▸ **YOUR INSTRUCTIONS**: The entries below are to be written out again without alteration.

▸ **DATASET CONTENT**:
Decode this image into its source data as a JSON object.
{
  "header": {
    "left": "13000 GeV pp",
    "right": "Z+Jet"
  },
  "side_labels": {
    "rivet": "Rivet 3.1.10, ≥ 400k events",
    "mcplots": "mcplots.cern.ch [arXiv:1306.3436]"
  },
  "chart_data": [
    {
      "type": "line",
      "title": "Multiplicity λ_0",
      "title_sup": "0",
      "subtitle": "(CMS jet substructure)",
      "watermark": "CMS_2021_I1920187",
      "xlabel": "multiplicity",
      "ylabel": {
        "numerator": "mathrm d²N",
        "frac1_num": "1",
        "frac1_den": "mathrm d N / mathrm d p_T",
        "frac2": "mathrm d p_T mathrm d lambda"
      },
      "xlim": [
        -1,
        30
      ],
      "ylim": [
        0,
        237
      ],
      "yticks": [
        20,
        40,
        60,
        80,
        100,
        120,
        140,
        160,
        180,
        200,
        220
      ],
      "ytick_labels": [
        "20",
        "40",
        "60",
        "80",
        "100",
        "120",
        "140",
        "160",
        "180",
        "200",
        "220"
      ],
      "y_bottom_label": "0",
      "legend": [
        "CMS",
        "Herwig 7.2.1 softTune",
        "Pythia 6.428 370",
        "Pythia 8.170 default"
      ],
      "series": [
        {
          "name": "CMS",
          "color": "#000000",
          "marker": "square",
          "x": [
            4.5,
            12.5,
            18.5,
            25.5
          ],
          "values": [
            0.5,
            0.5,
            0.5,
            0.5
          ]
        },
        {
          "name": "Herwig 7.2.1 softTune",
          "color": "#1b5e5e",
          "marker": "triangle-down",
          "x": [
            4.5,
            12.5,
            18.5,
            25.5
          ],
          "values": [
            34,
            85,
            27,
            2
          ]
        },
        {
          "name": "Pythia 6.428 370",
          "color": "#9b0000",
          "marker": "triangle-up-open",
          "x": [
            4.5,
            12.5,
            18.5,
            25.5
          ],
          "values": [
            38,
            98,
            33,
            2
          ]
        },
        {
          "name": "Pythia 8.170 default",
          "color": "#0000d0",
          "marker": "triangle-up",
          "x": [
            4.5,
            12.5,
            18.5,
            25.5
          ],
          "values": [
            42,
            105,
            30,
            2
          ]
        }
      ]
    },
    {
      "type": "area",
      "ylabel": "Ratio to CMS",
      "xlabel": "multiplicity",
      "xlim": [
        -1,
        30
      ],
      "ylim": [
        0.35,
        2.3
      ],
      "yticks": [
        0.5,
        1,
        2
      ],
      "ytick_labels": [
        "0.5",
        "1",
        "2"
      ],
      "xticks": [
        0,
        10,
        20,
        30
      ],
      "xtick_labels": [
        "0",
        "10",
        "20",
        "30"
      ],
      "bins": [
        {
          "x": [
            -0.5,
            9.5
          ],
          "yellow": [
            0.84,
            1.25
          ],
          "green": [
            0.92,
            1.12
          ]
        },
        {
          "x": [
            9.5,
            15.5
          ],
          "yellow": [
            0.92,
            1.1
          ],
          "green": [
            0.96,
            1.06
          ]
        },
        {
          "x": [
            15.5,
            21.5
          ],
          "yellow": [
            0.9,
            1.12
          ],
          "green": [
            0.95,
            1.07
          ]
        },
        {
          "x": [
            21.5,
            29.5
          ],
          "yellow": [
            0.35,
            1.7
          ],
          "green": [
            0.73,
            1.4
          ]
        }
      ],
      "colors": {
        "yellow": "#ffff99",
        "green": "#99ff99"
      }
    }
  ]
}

▸ **RESULT OF THE TASK**:
Decode this image into its source data as a JSON object.
{
  "header": {
    "left": "13000 GeV pp",
    "right": "Z+Jet"
  },
  "side_labels": {
    "rivet": "Rivet 3.1.10, ≥ 400k events",
    "mcplots": "mcplots.cern.ch [arXiv:1306.3436]"
  },
  "chart_data": [
    {
      "type": "line",
      "title": "Multiplicity λ_0",
      "title_sup": "0",
      "subtitle": "(CMS jet substructure)",
      "watermark": "CMS_2021_I1920187",
      "xlabel": "multiplicity",
      "ylabel": {
        "numerator": "mathrm d²N",
        "frac1_num": "1",
        "frac1_den": "mathrm d N / mathrm d p_T",
        "frac2": "mathrm d p_T mathrm d lambda"
      },
      "xlim": [
        -1,
        30
      ],
      "ylim": [
        0,
        237
      ],
      "yticks": [
        20,
        40,
        60,
        80,
        100,
        120,
        140,
        160,
        180,
        200,
        220
      ],
      "ytick_labels": [
        "20",
        "40",
        "60",
        "80",
        "100",
        "120",
        "140",
        "160",
        "180",
        "200",
        "220"
      ],
      "y_bottom_label": "0",
      "legend": [
        "CMS",
        "Herwig 7.2.1 softTune",
        "Pythia 6.428 370",
        "Pythia 8.170 default"
      ],
      "series": [
        {
          "name": "CMS",
          "color": "#000000",
          "marker": "square",
          "x": [
            4.5,
            12.5,
            18.5,
            25.5
          ],
          "values": [
            0.5,
            0.5,
            0.5,
            0.5
          ]
        },
        {
          "name": "Herwig 7.2.1 softTune",
          "color": "#1b5e5e",
          "marker": "triangle-down",
          "x": [
            4.5,
            12.5,
            18.5,
            25.5
          ],
          "values": [
            34,
            85,
            27,
            2
          ]
        },
        {
          "name": "Pythia 6.428 370",
          "color": "#9b0000",
          "marker": "triangle-up-open",
          "x": [
            4.5,
            12.5,
            18.5,
            25.5
          ],
          "values": [
            38,
            98,
            33,
            2
          ]
        },
        {
          "name": "Pythia 8.170 default",
          "color": "#0000d0",
          "marker": "triangle-up",
          "x": [
            4.5,
            12.5,
            18.5,
            25.5
          ],
          "values": [
            42,
            105,
            30,
            2
          ]
        }
      ]
    },
    {
      "type": "area",
      "ylabel": "Ratio to CMS",
      "xlabel": "multiplicity",
      "xlim": [
        -1,
        30
      ],
      "ylim": [
        0.35,
        2.3
      ],
      "yticks": [
        0.5,
        1,
        2
      ],
      "ytick_labels": [
        "0.5",
        "1",
        "2"
      ],
      "xticks": [
        0,
        10,
        20,
        30
      ],
      "xtick_labels": [
        "0",
        "10",
        "20",
        "30"
      ],
      "bins": [
        {
          "x": [
            -0.5,
            9.5
          ],
          "yellow": [
            0.84,
            1.25
          ],
          "green": [
            0.92,
            1.12
          ]
        },
        {
          "x": [
            9.5,
            15.5
          ],
          "yellow": [
            0.92,
            1.1
          ],
          "green": [
            0.96,
            1.06
          ]
        },
        {
          "x": [
            15.5,
            21.5
          ],
          "yellow": [
            0.9,
            1.12
          ],
          "green": [
            0.95,
            1.07
          ]
        },
        {
          "x": [
            21.5,
            29.5
          ],
          "yellow": [
            0.35,
            1.7
          ],
          "green": [
            0.73,
            1.4
          ]
        }
      ],
      "colors": {
        "yellow": "#ffff99",
        "green": "#99ff99"
      }
    }
  ]
}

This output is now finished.